## Start
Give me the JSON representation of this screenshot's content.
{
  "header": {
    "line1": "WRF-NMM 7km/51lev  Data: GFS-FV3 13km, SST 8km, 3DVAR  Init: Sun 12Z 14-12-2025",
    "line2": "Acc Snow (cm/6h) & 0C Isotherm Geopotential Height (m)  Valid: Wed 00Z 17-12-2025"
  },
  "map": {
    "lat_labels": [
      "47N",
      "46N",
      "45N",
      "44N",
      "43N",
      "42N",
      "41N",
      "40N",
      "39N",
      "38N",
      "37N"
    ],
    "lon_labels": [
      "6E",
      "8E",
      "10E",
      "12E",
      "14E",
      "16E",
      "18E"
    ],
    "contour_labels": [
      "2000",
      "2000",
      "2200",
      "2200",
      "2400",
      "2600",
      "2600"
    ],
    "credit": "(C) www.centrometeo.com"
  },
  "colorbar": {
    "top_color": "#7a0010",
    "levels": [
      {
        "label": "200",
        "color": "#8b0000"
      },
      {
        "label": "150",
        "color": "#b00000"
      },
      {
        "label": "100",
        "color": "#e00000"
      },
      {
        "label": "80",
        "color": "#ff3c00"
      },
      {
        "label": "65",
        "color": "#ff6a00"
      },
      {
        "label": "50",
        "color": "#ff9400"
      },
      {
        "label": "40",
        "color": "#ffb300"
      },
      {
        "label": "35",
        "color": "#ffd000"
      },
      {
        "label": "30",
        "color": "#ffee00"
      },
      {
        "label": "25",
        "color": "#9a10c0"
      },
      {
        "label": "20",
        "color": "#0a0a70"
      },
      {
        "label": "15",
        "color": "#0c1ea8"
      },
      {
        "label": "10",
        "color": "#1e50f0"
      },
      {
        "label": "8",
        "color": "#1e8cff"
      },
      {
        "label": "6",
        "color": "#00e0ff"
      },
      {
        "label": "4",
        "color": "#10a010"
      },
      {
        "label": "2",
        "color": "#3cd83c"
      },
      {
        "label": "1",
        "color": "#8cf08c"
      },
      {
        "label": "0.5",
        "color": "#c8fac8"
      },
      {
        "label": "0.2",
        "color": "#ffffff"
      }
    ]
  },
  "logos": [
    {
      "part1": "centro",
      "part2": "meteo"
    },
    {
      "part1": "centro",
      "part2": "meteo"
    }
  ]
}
## End
> _REQUIREMENTS_: Each line must be given again exactly as written above.

> _THE RESULT_:
Give me the JSON representation of this screenshot's content.
{
  "header": {
    "line1": "WRF-NMM 7km/51lev  Data: GFS-FV3 13km, SST 8km, 3DVAR  Init: Sun 12Z 14-12-2025",
    "line2": "Acc Snow (cm/6h) & 0C Isotherm Geopotential Height (m)  Valid: Wed 00Z 17-12-2025"
  },
  "map": {
    "lat_labels": [
      "47N",
      "46N",
      "45N",
      "44N",
      "43N",
      "42N",
      "41N",
      "40N",
      "39N",
      "38N",
      "37N"
    ],
    "lon_labels": [
      "6E",
      "8E",
      "10E",
      "12E",
      "14E",
      "16E",
      "18E"
    ],
    "contour_labels": [
      "2000",
      "2000",
      "2200",
      "2200",
      "2400",
      "2600",
      "2600"
    ],
    "credit": "(C) www.centrometeo.com"
  },
  "colorbar": {
    "top_color": "#7a0010",
    "levels": [
      {
        "label": "200",
        "color": "#8b0000"
      },
      {
        "label": "150",
        "color": "#b00000"
      },
      {
        "label": "100",
        "color": "#e00000"
      },
      {
        "label": "80",
        "color": "#ff3c00"
      },
      {
        "label": "65",
        "color": "#ff6a00"
      },
      {
        "label": "50",
        "color": "#ff9400"
      },
      {
        "label": "40",
        "color": "#ffb300"
      },
      {
        "label": "35",
        "color": "#ffd000"
      },
      {
        "label": "30",
        "color": "#ffee00"
      },
      {
        "label": "25",
        "color": "#9a10c0"
      },
      {
        "label": "20",
        "color": "#0a0a70"
      },
      {
        "label": "15",
        "color": "#0c1ea8"
      },
      {
        "label": "10",
        "color": "#1e50f0"
      },
      {
        "label": "8",
        "color": "#1e8cff"
      },
      {
        "label": "6",
        "color": "#00e0ff"
      },
      {
        "label": "4",
        "color": "#10a010"
      },
      {
        "label": "2",
        "color": "#3cd83c"
      },
      {
        "label": "1",
        "color": "#8cf08c"
      },
      {
        "label": "0.5",
        "color": "#c8fac8"
      },
      {
        "label": "0.2",
        "color": "#ffffff"
      }
    ]
  },
  "logos": [
    {
      "part1": "centro",
      "part2": "meteo"
    },
    {
      "part1": "centro",
      "part2": "meteo"
    }
  ]
}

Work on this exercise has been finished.